## Data listing
--*--
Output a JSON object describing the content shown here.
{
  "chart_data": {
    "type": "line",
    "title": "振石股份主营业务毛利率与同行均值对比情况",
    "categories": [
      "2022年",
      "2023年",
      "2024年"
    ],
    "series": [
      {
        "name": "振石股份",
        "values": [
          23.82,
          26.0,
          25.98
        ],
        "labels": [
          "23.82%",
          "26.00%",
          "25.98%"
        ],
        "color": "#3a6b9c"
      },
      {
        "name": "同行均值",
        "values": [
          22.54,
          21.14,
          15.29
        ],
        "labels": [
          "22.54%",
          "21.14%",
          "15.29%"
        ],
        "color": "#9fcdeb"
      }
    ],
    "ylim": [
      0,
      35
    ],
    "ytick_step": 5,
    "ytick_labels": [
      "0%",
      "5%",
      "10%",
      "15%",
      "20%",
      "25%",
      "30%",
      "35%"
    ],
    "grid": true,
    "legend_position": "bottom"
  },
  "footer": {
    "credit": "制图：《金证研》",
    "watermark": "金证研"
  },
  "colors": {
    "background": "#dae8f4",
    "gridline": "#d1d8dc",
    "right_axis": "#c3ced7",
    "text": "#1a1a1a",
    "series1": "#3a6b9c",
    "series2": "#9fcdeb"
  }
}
--*--
## Task directions
Output all preceding records character for character.

## Result
Output a JSON object describing the content shown here.
{
  "chart_data": {
    "type": "line",
    "title": "振石股份主营业务毛利率与同行均值对比情况",
    "categories": [
      "2022年",
      "2023年",
      "2024年"
    ],
    "series": [
      {
        "name": "振石股份",
        "values": [
          23.82,
          26.0,
          25.98
        ],
        "labels": [
          "23.82%",
          "26.00%",
          "25.98%"
        ],
        "color": "#3a6b9c"
      },
      {
        "name": "同行均值",
        "values": [
          22.54,
          21.14,
          15.29
        ],
        "labels": [
          "22.54%",
          "21.14%",
          "15.29%"
        ],
        "color": "#9fcdeb"
      }
    ],
    "ylim": [
      0,
      35
    ],
    "ytick_step": 5,
    "ytick_labels": [
      "0%",
      "5%",
      "10%",
      "15%",
      "20%",
      "25%",
      "30%",
      "35%"
    ],
    "grid": true,
    "legend_position": "bottom"
  },
  "footer": {
    "credit": "制图：《金证研》",
    "watermark": "金证研"
  },
  "colors": {
    "background": "#dae8f4",
    "gridline": "#d1d8dc",
    "right_axis": "#c3ced7",
    "text": "#1a1a1a",
    "series1": "#3a6b9c",
    "series2": "#9fcdeb"
  }
}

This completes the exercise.